■ Job
Locate the line that contains "What text is on this page?". Retype it and every line after it to the end of the records, exactly, but not the pictures.
## Start Items
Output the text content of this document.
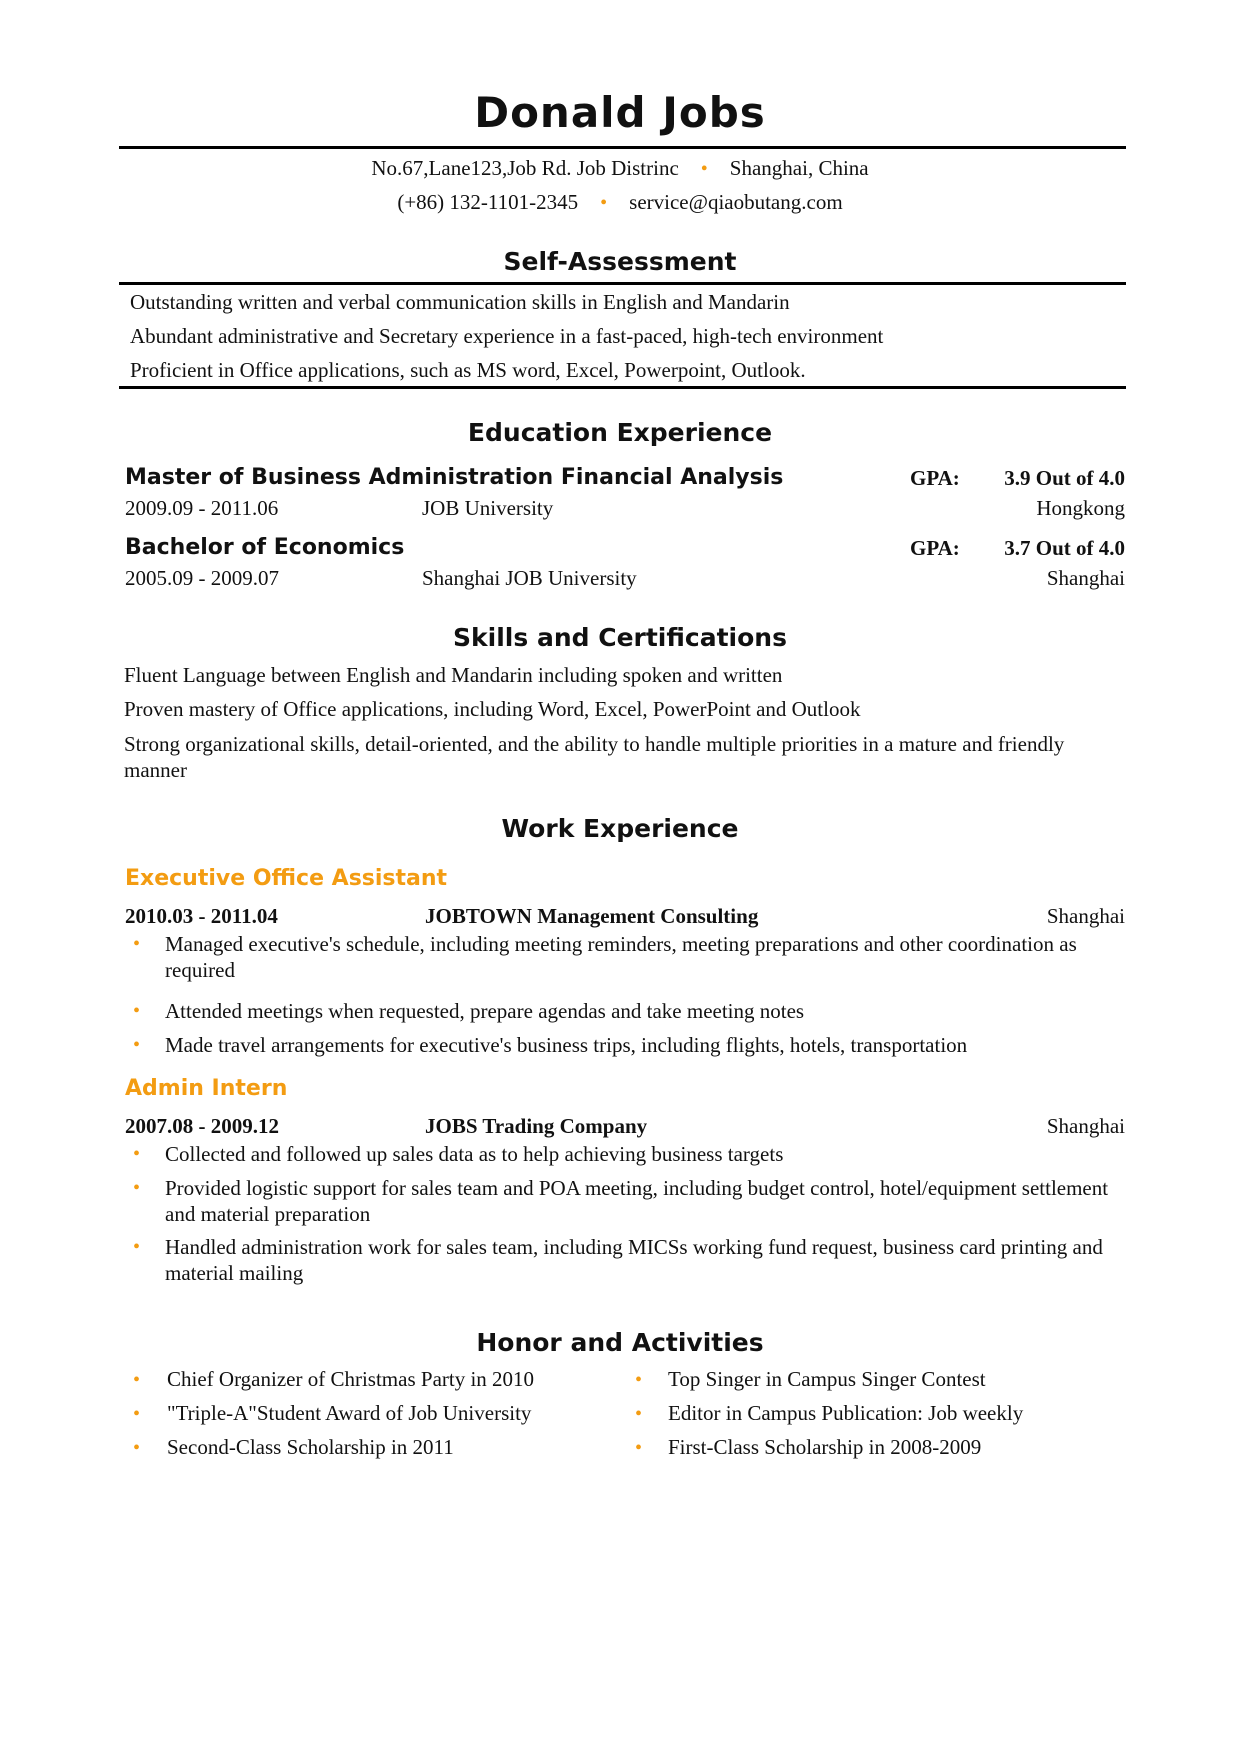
Donald Jobs
No.67,Lane123,Job Rd. Job Distrinc • Shanghai, China
(+86) 132-1101-2345 • service@qiaobutang.com
Self-Assessment
Outstanding written and verbal communication skills in English and Mandarin
Abundant administrative and Secretary experience in a fast-paced, high-tech environment
Proficient in Office applications, such as MS word, Excel, Powerpoint, Outlook.
Education Experience
Master of Business Administration Financial Analysis	GPA: 3.9 Out of 4.0
2009.09 - 2011.06	JOB University	Hongkong
Bachelor of Economics	GPA: 3.7 Out of 4.0
2005.09 - 2009.07	Shanghai JOB University	Shanghai
Skills and Certifications
Fluent Language between English and Mandarin including spoken and written
Proven mastery of Office applications, including Word, Excel, PowerPoint and Outlook
Strong organizational skills, detail-oriented, and the ability to handle multiple priorities in a mature and friendly manner
Work Experience
Executive Office Assistant
2010.03 - 2011.04	JOBTOWN Management Consulting	Shanghai
• Managed executive's schedule, including meeting reminders, meeting preparations and other coordination as required
• Attended meetings when requested, prepare agendas and take meeting notes
• Made travel arrangements for executive's business trips, including flights, hotels, transportation
Admin Intern
2007.08 - 2009.12	JOBS Trading Company	Shanghai
• Collected and followed up sales data as to help achieving business targets
• Provided logistic support for sales team and POA meeting, including budget control, hotel/equipment settlement and material preparation
• Handled administration work for sales team, including MICSs working fund request, business card printing and material mailing
Honor and Activities
• Chief Organizer of Christmas Party in 2010
• "Triple-A"Student Award of Job University
• Second-Class Scholarship in 2011
• Top Singer in Campus Singer Contest
• Editor in Campus Publication: Job weekly
• First-Class Scholarship in 2008-2009
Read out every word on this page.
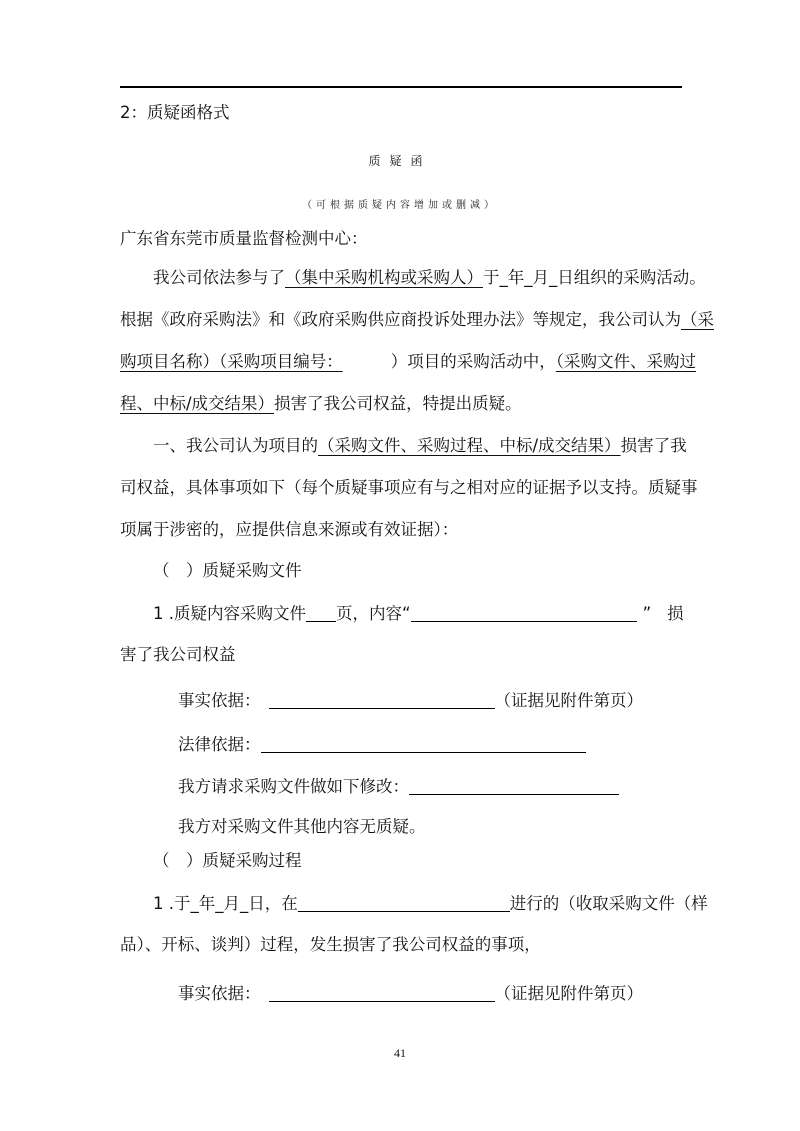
2：质疑函格式
质疑函
（可根据质疑内容增加或删减）
广东省东莞市质量监督检测中心：
我公司依法参与了（集中采购机构或采购人）于_年_月_日组织的采购活动。
根据《政府采购法》和《政府采购供应商投诉处理办法》等规定，我公司认为 （采
购项目名称）（采购项目编号：	）项目的采购活动中，（采购文件、采购过
程、中标/成交结果）损害了我公司权益，特提出质疑。
一、我公司认为项目的（采购文件、采购过程、中标/成交结果）损害了我
司权益，具体事项如下（每个质疑事项应有与之相对应的证据予以支持。质疑事
项属于涉密的，应提供信息来源或有效证据）：
（　）质疑采购文件
1 .质疑内容采购文件 页，内容“	” 损
害了我公司权益
事实依据：	（证据见附件第页）
法律依据：
我方请求采购文件做如下修改：
我方对采购文件其他内容无质疑。
（　）质疑采购过程
1 .于_年_月_日，在	进行的（收取采购文件（样
品）、开标、谈判）过程，发生损害了我公司权益的事项，
事实依据：	（证据见附件第页）
41
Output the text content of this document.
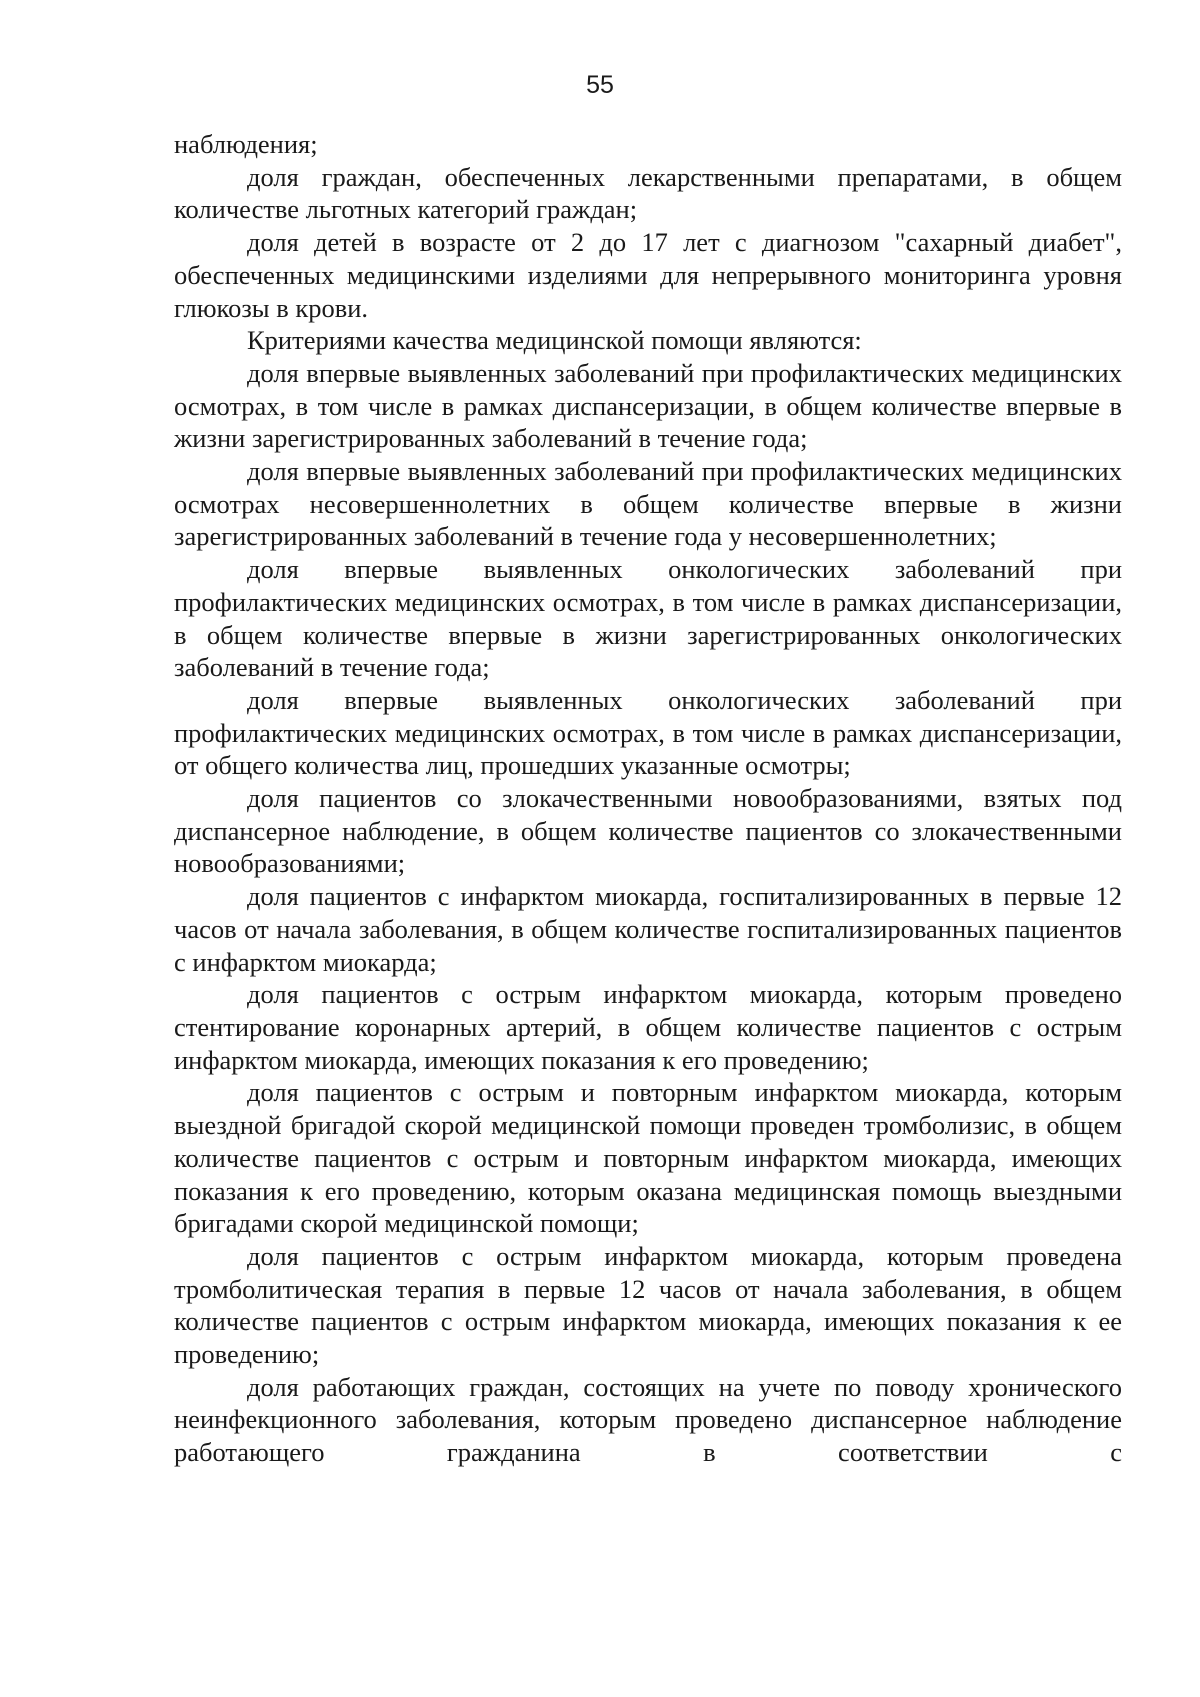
55

наблюдения;

доля граждан, обеспеченных лекарственными препаратами, в общем количестве льготных категорий граждан;

доля детей в возрасте от 2 до 17 лет с диагнозом "сахарный диабет", обеспеченных медицинскими изделиями для непрерывного мониторинга уровня глюкозы в крови.

Критериями качества медицинской помощи являются:

доля впервые выявленных заболеваний при профилактических медицинских осмотрах, в том числе в рамках диспансеризации, в общем количестве впервые в жизни зарегистрированных заболеваний в течение года;

доля впервые выявленных заболеваний при профилактических медицинских осмотрах несовершеннолетних в общем количестве впервые в жизни зарегистрированных заболеваний в течение года у несовершеннолетних;

доля впервые выявленных онкологических заболеваний при профилактических медицинских осмотрах, в том числе в рамках диспансеризации, в общем количестве впервые в жизни зарегистрированных онкологических заболеваний в течение года;

доля впервые выявленных онкологических заболеваний при профилактических медицинских осмотрах, в том числе в рамках диспансеризации, от общего количества лиц, прошедших указанные осмотры;

доля пациентов со злокачественными новообразованиями, взятых под диспансерное наблюдение, в общем количестве пациентов со злокачественными новообразованиями;

доля пациентов с инфарктом миокарда, госпитализированных в первые 12 часов от начала заболевания, в общем количестве госпитализированных пациентов с инфарктом миокарда;

доля пациентов с острым инфарктом миокарда, которым проведено стентирование коронарных артерий, в общем количестве пациентов с острым инфарктом миокарда, имеющих показания к его проведению;

доля пациентов с острым и повторным инфарктом миокарда, которым выездной бригадой скорой медицинской помощи проведен тромболизис, в общем количестве пациентов с острым и повторным инфарктом миокарда, имеющих показания к его проведению, которым оказана медицинская помощь выездными бригадами скорой медицинской помощи;

доля пациентов с острым инфарктом миокарда, которым проведена тромболитическая терапия в первые 12 часов от начала заболевания, в общем количестве пациентов с острым инфарктом миокарда, имеющих показания к ее проведению;

доля работающих граждан, состоящих на учете по поводу хронического неинфекционного заболевания, которым проведено диспансерное наблюдение работающего гражданина в соответствии с
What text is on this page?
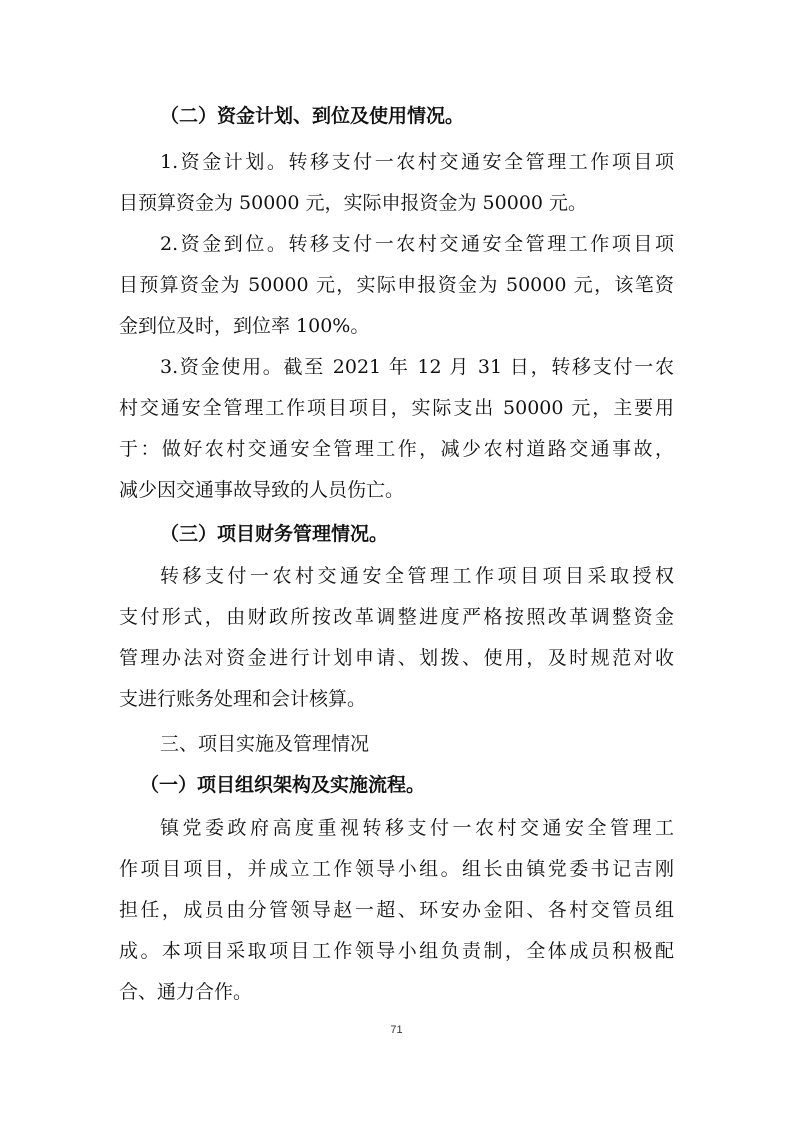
（二）资金计划、到位及使用情况。
1.资金计划。转移支付一农村交通安全管理工作项目项
目预算资金为 50000 元，实际申报资金为 50000 元。
2.资金到位。转移支付一农村交通安全管理工作项目项
目预算资金为 50000 元，实际申报资金为 50000 元，该笔资
金到位及时，到位率 100%。
3.资金使用。截至 2021 年 12 月 31 日，转移支付一农
村交通安全管理工作项目项目，实际支出 50000 元，主要用
于：做好农村交通安全管理工作，减少农村道路交通事故，
减少因交通事故导致的人员伤亡。
（三）项目财务管理情况。
转移支付一农村交通安全管理工作项目项目采取授权
支付形式，由财政所按改革调整进度严格按照改革调整资金
管理办法对资金进行计划申请、划拨、使用，及时规范对收
支进行账务处理和会计核算。
三、项目实施及管理情况
（一）项目组织架构及实施流程。
镇党委政府高度重视转移支付一农村交通安全管理工
作项目项目，并成立工作领导小组。组长由镇党委书记吉刚
担任，成员由分管领导赵一超、环安办金阳、各村交管员组
成。本项目采取项目工作领导小组负责制，全体成员积极配
合、通力合作。
71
## End Items
■ Output for this exercise
What text is on this page?
（二）资金计划、到位及使用情况。
1.资金计划。转移支付一农村交通安全管理工作项目项
目预算资金为 50000 元，实际申报资金为 50000 元。
2.资金到位。转移支付一农村交通安全管理工作项目项
目预算资金为 50000 元，实际申报资金为 50000 元，该笔资
金到位及时，到位率 100%。
3.资金使用。截至 2021 年 12 月 31 日，转移支付一农
村交通安全管理工作项目项目，实际支出 50000 元，主要用
于：做好农村交通安全管理工作，减少农村道路交通事故，
减少因交通事故导致的人员伤亡。
（三）项目财务管理情况。
转移支付一农村交通安全管理工作项目项目采取授权
支付形式，由财政所按改革调整进度严格按照改革调整资金
管理办法对资金进行计划申请、划拨、使用，及时规范对收
支进行账务处理和会计核算。
三、项目实施及管理情况
（一）项目组织架构及实施流程。
镇党委政府高度重视转移支付一农村交通安全管理工
作项目项目，并成立工作领导小组。组长由镇党委书记吉刚
担任，成员由分管领导赵一超、环安办金阳、各村交管员组
成。本项目采取项目工作领导小组负责制，全体成员积极配
合、通力合作。
71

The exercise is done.